Companies doing business in Korea just received an important wake-up call: Korea is serious about enforcing its strict privacy and data security rules and will not hesitate to hold both organizations and their privacy officers criminally liable for law violations.
Korea is well-known for having some of the strictest privacy and data security rules in the world but the stakes for failing to comply with these rules increased dramatically this month when a Korean court found a company’s privacy officer criminally negligent for his company’s poor security program that resulted in a data breach. Two other companies are facing similar criminal charges; decisions in those cases are expected soon.
Moreover, Korea’s three major data privacy laws, the Personal Information Protection Act (PIPA), Act on the Promotion of Information and Communications Network Utilization and Information Protection (“Network Act”), and Credit Information Use and Protection Act (“Credit Information Act”), were recently amended to introduce important changes, including designating the Personal Information Protection Commission (PIPC) as the central data privacy regulatory authority and transferring the data privacy regulatory functions of the Ministry of the Interior and Safety (MOIS) and the Korean Communications Commission (KCC) to the PIPC. With PIPC’s new and centralized regulatory authority, data privacy enforcement is expected to increase significantly.

Required task
Could you pull out, word for word, the part of the text on Korean privacy enforcement that opens with "Moreover, Korea’s three" and closes with "to increase significantly."?

Data extract
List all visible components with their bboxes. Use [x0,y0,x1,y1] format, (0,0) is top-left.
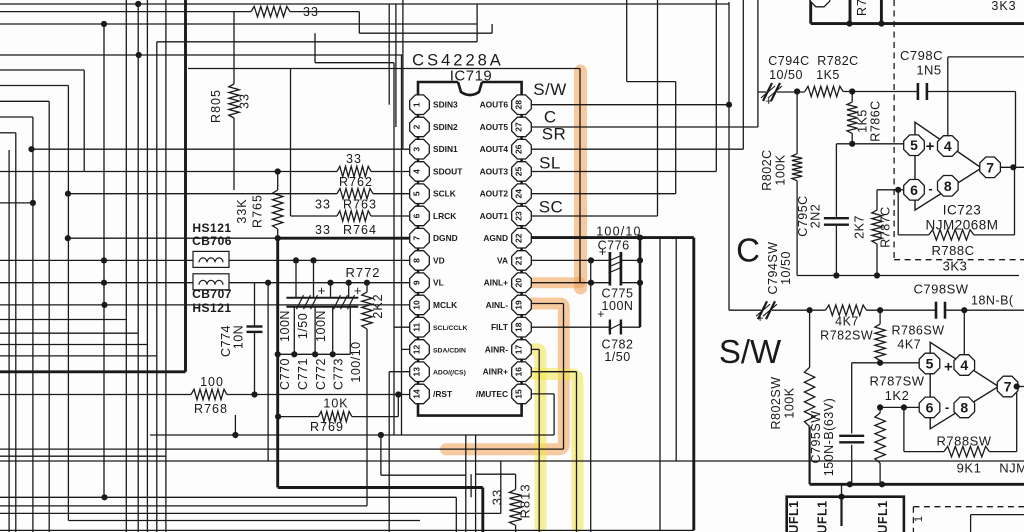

Response
Moreover, Korea’s three major data privacy laws, the Personal Information Protection Act (PIPA), Act on the Promotion of Information and Communications Network Utilization and Information Protection (“Network Act”), and Credit Information Use and Protection Act (“Credit Information Act”), were recently amended to introduce important changes, including designating the Personal Information Protection Commission (PIPC) as the central data privacy regulatory authority and transferring the data privacy regulatory functions of the Ministry of the Interior and Safety (MOIS) and the Korean Communications Commission (KCC) to the PIPC. With PIPC’s new and centralized regulatory authority, data privacy enforcement is expected to increase significantly.